AIM :: Each record must be reproduced exactly as it is shown.

___ TASK DATA

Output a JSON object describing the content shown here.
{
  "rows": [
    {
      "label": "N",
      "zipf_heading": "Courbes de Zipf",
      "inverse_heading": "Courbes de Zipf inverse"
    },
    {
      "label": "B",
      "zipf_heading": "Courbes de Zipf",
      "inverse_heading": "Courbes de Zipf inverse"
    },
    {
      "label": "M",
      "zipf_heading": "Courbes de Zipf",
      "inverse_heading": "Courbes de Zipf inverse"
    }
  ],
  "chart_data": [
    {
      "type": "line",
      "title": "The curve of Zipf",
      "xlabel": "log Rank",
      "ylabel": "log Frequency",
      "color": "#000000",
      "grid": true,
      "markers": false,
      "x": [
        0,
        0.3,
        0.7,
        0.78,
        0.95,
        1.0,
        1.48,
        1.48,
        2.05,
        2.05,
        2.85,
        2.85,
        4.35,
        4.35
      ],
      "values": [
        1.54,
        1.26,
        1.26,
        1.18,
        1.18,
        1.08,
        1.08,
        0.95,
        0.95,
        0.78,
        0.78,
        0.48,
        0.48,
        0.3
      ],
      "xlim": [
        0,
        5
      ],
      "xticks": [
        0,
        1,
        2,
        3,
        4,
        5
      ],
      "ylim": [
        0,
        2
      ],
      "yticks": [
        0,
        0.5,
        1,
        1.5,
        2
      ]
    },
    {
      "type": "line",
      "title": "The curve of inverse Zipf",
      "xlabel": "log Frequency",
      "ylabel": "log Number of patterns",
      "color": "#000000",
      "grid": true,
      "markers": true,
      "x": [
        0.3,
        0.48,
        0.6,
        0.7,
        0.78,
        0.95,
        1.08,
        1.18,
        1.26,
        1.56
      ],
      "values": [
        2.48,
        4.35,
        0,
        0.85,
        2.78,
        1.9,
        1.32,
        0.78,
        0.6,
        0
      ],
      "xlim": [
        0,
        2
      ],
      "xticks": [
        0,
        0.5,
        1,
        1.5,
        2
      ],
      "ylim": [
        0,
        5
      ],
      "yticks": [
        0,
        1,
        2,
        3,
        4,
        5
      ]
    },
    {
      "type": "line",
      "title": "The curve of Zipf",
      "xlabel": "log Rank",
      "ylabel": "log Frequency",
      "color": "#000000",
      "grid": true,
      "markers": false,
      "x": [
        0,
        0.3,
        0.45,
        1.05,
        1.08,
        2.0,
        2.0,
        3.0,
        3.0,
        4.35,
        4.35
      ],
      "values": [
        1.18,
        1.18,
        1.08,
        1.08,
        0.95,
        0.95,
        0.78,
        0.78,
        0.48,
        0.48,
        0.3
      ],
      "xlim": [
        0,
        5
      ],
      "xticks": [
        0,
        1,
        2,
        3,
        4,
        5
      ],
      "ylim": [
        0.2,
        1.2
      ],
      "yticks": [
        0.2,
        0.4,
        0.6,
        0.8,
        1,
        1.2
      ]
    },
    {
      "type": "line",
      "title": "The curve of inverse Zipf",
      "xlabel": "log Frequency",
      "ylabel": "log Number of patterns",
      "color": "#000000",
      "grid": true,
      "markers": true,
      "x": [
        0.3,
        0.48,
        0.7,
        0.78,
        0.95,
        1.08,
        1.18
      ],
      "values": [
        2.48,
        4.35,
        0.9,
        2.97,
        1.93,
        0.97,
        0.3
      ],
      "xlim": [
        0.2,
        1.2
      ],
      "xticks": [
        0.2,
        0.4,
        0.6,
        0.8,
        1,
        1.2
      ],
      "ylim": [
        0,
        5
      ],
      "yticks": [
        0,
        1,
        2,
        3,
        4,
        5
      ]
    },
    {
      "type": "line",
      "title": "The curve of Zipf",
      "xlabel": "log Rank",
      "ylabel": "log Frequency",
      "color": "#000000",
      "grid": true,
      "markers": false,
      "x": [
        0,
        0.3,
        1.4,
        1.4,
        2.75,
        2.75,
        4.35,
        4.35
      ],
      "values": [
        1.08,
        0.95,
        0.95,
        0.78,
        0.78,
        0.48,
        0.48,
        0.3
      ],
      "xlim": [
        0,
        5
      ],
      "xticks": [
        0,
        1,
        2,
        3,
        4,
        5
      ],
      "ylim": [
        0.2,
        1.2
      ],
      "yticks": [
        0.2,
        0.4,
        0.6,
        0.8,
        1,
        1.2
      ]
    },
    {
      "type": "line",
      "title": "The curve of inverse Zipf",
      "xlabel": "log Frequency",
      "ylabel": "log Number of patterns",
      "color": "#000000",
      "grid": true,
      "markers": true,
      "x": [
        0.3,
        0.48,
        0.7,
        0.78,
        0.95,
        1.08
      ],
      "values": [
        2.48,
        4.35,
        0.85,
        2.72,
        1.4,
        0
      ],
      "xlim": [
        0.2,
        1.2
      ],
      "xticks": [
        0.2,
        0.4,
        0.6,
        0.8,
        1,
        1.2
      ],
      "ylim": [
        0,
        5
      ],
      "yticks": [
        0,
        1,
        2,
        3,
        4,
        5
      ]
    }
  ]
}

______

RESPONSE FOR THIS EXERCISE ::
Output a JSON object describing the content shown here.
{
  "rows": [
    {
      "label": "N",
      "zipf_heading": "Courbes de Zipf",
      "inverse_heading": "Courbes de Zipf inverse"
    },
    {
      "label": "B",
      "zipf_heading": "Courbes de Zipf",
      "inverse_heading": "Courbes de Zipf inverse"
    },
    {
      "label": "M",
      "zipf_heading": "Courbes de Zipf",
      "inverse_heading": "Courbes de Zipf inverse"
    }
  ],
  "chart_data": [
    {
      "type": "line",
      "title": "The curve of Zipf",
      "xlabel": "log Rank",
      "ylabel": "log Frequency",
      "color": "#000000",
      "grid": true,
      "markers": false,
      "x": [
        0,
        0.3,
        0.7,
        0.78,
        0.95,
        1.0,
        1.48,
        1.48,
        2.05,
        2.05,
        2.85,
        2.85,
        4.35,
        4.35
      ],
      "values": [
        1.54,
        1.26,
        1.26,
        1.18,
        1.18,
        1.08,
        1.08,
        0.95,
        0.95,
        0.78,
        0.78,
        0.48,
        0.48,
        0.3
      ],
      "xlim": [
        0,
        5
      ],
      "xticks": [
        0,
        1,
        2,
        3,
        4,
        5
      ],
      "ylim": [
        0,
        2
      ],
      "yticks": [
        0,
        0.5,
        1,
        1.5,
        2
      ]
    },
    {
      "type": "line",
      "title": "The curve of inverse Zipf",
      "xlabel": "log Frequency",
      "ylabel": "log Number of patterns",
      "color": "#000000",
      "grid": true,
      "markers": true,
      "x": [
        0.3,
        0.48,
        0.6,
        0.7,
        0.78,
        0.95,
        1.08,
        1.18,
        1.26,
        1.56
      ],
      "values": [
        2.48,
        4.35,
        0,
        0.85,
        2.78,
        1.9,
        1.32,
        0.78,
        0.6,
        0
      ],
      "xlim": [
        0,
        2
      ],
      "xticks": [
        0,
        0.5,
        1,
        1.5,
        2
      ],
      "ylim": [
        0,
        5
      ],
      "yticks": [
        0,
        1,
        2,
        3,
        4,
        5
      ]
    },
    {
      "type": "line",
      "title": "The curve of Zipf",
      "xlabel": "log Rank",
      "ylabel": "log Frequency",
      "color": "#000000",
      "grid": true,
      "markers": false,
      "x": [
        0,
        0.3,
        0.45,
        1.05,
        1.08,
        2.0,
        2.0,
        3.0,
        3.0,
        4.35,
        4.35
      ],
      "values": [
        1.18,
        1.18,
        1.08,
        1.08,
        0.95,
        0.95,
        0.78,
        0.78,
        0.48,
        0.48,
        0.3
      ],
      "xlim": [
        0,
        5
      ],
      "xticks": [
        0,
        1,
        2,
        3,
        4,
        5
      ],
      "ylim": [
        0.2,
        1.2
      ],
      "yticks": [
        0.2,
        0.4,
        0.6,
        0.8,
        1,
        1.2
      ]
    },
    {
      "type": "line",
      "title": "The curve of inverse Zipf",
      "xlabel": "log Frequency",
      "ylabel": "log Number of patterns",
      "color": "#000000",
      "grid": true,
      "markers": true,
      "x": [
        0.3,
        0.48,
        0.7,
        0.78,
        0.95,
        1.08,
        1.18
      ],
      "values": [
        2.48,
        4.35,
        0.9,
        2.97,
        1.93,
        0.97,
        0.3
      ],
      "xlim": [
        0.2,
        1.2
      ],
      "xticks": [
        0.2,
        0.4,
        0.6,
        0.8,
        1,
        1.2
      ],
      "ylim": [
        0,
        5
      ],
      "yticks": [
        0,
        1,
        2,
        3,
        4,
        5
      ]
    },
    {
      "type": "line",
      "title": "The curve of Zipf",
      "xlabel": "log Rank",
      "ylabel": "log Frequency",
      "color": "#000000",
      "grid": true,
      "markers": false,
      "x": [
        0,
        0.3,
        1.4,
        1.4,
        2.75,
        2.75,
        4.35,
        4.35
      ],
      "values": [
        1.08,
        0.95,
        0.95,
        0.78,
        0.78,
        0.48,
        0.48,
        0.3
      ],
      "xlim": [
        0,
        5
      ],
      "xticks": [
        0,
        1,
        2,
        3,
        4,
        5
      ],
      "ylim": [
        0.2,
        1.2
      ],
      "yticks": [
        0.2,
        0.4,
        0.6,
        0.8,
        1,
        1.2
      ]
    },
    {
      "type": "line",
      "title": "The curve of inverse Zipf",
      "xlabel": "log Frequency",
      "ylabel": "log Number of patterns",
      "color": "#000000",
      "grid": true,
      "markers": true,
      "x": [
        0.3,
        0.48,
        0.7,
        0.78,
        0.95,
        1.08
      ],
      "values": [
        2.48,
        4.35,
        0.85,
        2.72,
        1.4,
        0
      ],
      "xlim": [
        0.2,
        1.2
      ],
      "xticks": [
        0.2,
        0.4,
        0.6,
        0.8,
        1,
        1.2
      ],
      "ylim": [
        0,
        5
      ],
      "yticks": [
        0,
        1,
        2,
        3,
        4,
        5
      ]
    }
  ]
}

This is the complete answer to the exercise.